> [AIM OF THE EXERCISE]: Select and copy out every line in the records containing "人民币普通股".

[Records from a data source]
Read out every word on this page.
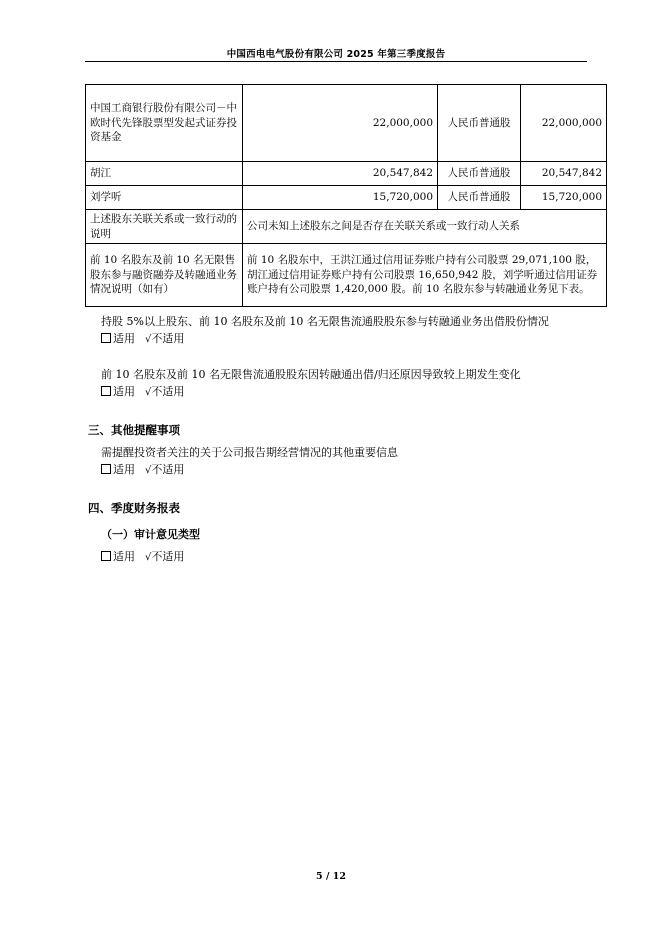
中国西电电气股份有限公司 2025 年第三季度报告
中国工商银行股份有限公司－中欧时代先锋股票型发起式证券投资基金	22,000,000	人民币普通股	22,000,000
胡江	20,547,842	人民币普通股	20,547,842
刘学听	15,720,000	人民币普通股	15,720,000
上述股东关联关系或一致行动的说明	公司未知上述股东之间是否存在关联关系或一致行动人关系		
前 10 名股东及前 10 名无限售股东参与融资融券及转融通业务情况说明（如有）	前 10 名股东中，王洪江通过信用证券账户持有公司股票 29,071,100 股，胡江通过信用证券账户持有公司股票 16,650,942 股，刘学听通过信用证券账户持有公司股票 1,420,000 股。前 10 名股东参与转融通业务见下表。		
持股 5%以上股东、前 10 名股东及前 10 名无限售流通股股东参与转融通业务出借股份情况
适用 √不适用
前 10 名股东及前 10 名无限售流通股股东因转融通出借/归还原因导致较上期发生变化
适用 √不适用
三、其他提醒事项
需提醒投资者关注的关于公司报告期经营情况的其他重要信息
适用 √不适用
四、季度财务报表
（一）审计意见类型
适用 √不适用
5 / 12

> [FULL RESPONSE]:
中国工商银行股份有限公司－中欧时代先锋股票型发起式证券投资基金	22,000,000	人民币普通股	22,000,000
胡江	20,547,842	人民币普通股	20,547,842
刘学听	15,720,000	人民币普通股	15,720,000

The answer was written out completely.